** WHAT IS NEEDED **
Could every line of the data be printed exactly as it reads?

** DATA LISTING **
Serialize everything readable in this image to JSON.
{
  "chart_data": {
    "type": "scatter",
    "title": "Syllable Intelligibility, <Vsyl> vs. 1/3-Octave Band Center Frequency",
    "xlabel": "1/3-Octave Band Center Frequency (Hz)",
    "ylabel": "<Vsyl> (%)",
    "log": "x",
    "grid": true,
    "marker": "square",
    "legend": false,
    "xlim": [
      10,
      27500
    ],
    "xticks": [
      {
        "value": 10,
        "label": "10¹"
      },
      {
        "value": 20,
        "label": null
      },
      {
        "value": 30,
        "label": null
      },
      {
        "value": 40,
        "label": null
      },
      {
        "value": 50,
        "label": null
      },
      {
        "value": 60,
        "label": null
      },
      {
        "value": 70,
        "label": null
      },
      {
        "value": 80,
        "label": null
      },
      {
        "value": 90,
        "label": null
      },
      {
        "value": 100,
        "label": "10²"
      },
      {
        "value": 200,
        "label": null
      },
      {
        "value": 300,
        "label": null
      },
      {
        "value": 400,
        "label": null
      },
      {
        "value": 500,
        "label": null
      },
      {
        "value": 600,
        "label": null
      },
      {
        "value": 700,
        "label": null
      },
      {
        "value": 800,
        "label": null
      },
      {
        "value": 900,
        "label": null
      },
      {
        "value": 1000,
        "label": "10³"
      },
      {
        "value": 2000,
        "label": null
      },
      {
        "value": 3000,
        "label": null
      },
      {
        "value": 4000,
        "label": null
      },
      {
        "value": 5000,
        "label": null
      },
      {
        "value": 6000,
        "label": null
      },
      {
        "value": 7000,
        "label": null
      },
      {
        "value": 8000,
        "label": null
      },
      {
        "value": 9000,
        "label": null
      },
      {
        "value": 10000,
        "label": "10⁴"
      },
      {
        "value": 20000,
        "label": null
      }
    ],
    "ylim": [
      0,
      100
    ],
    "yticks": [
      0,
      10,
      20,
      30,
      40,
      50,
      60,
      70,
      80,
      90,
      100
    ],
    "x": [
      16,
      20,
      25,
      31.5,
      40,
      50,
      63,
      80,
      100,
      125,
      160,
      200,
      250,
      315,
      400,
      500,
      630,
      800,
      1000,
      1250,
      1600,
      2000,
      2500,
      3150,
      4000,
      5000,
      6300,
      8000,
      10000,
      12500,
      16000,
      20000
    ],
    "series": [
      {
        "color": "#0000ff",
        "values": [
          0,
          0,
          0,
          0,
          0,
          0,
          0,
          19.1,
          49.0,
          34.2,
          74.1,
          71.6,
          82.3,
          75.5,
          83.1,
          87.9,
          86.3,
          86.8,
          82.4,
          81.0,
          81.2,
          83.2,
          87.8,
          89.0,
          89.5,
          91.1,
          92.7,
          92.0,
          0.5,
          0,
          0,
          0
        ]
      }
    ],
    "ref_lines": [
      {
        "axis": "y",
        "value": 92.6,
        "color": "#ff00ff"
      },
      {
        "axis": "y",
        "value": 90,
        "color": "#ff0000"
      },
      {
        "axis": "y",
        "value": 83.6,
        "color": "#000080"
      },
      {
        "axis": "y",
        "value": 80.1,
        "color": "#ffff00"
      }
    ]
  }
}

** SOLUTION FOR THIS PROBLEM **
Serialize everything readable in this image to JSON.
{
  "chart_data": {
    "type": "scatter",
    "title": "Syllable Intelligibility, <Vsyl> vs. 1/3-Octave Band Center Frequency",
    "xlabel": "1/3-Octave Band Center Frequency (Hz)",
    "ylabel": "<Vsyl> (%)",
    "log": "x",
    "grid": true,
    "marker": "square",
    "legend": false,
    "xlim": [
      10,
      27500
    ],
    "xticks": [
      {
        "value": 10,
        "label": "10¹"
      },
      {
        "value": 20,
        "label": null
      },
      {
        "value": 30,
        "label": null
      },
      {
        "value": 40,
        "label": null
      },
      {
        "value": 50,
        "label": null
      },
      {
        "value": 60,
        "label": null
      },
      {
        "value": 70,
        "label": null
      },
      {
        "value": 80,
        "label": null
      },
      {
        "value": 90,
        "label": null
      },
      {
        "value": 100,
        "label": "10²"
      },
      {
        "value": 200,
        "label": null
      },
      {
        "value": 300,
        "label": null
      },
      {
        "value": 400,
        "label": null
      },
      {
        "value": 500,
        "label": null
      },
      {
        "value": 600,
        "label": null
      },
      {
        "value": 700,
        "label": null
      },
      {
        "value": 800,
        "label": null
      },
      {
        "value": 900,
        "label": null
      },
      {
        "value": 1000,
        "label": "10³"
      },
      {
        "value": 2000,
        "label": null
      },
      {
        "value": 3000,
        "label": null
      },
      {
        "value": 4000,
        "label": null
      },
      {
        "value": 5000,
        "label": null
      },
      {
        "value": 6000,
        "label": null
      },
      {
        "value": 7000,
        "label": null
      },
      {
        "value": 8000,
        "label": null
      },
      {
        "value": 9000,
        "label": null
      },
      {
        "value": 10000,
        "label": "10⁴"
      },
      {
        "value": 20000,
        "label": null
      }
    ],
    "ylim": [
      0,
      100
    ],
    "yticks": [
      0,
      10,
      20,
      30,
      40,
      50,
      60,
      70,
      80,
      90,
      100
    ],
    "x": [
      16,
      20,
      25,
      31.5,
      40,
      50,
      63,
      80,
      100,
      125,
      160,
      200,
      250,
      315,
      400,
      500,
      630,
      800,
      1000,
      1250,
      1600,
      2000,
      2500,
      3150,
      4000,
      5000,
      6300,
      8000,
      10000,
      12500,
      16000,
      20000
    ],
    "series": [
      {
        "color": "#0000ff",
        "values": [
          0,
          0,
          0,
          0,
          0,
          0,
          0,
          19.1,
          49.0,
          34.2,
          74.1,
          71.6,
          82.3,
          75.5,
          83.1,
          87.9,
          86.3,
          86.8,
          82.4,
          81.0,
          81.2,
          83.2,
          87.8,
          89.0,
          89.5,
          91.1,
          92.7,
          92.0,
          0.5,
          0,
          0,
          0
        ]
      }
    ],
    "ref_lines": [
      {
        "axis": "y",
        "value": 92.6,
        "color": "#ff00ff"
      },
      {
        "axis": "y",
        "value": 90,
        "color": "#ff0000"
      },
      {
        "axis": "y",
        "value": 83.6,
        "color": "#000080"
      },
      {
        "axis": "y",
        "value": 80.1,
        "color": "#ffff00"
      }
    ]
  }
}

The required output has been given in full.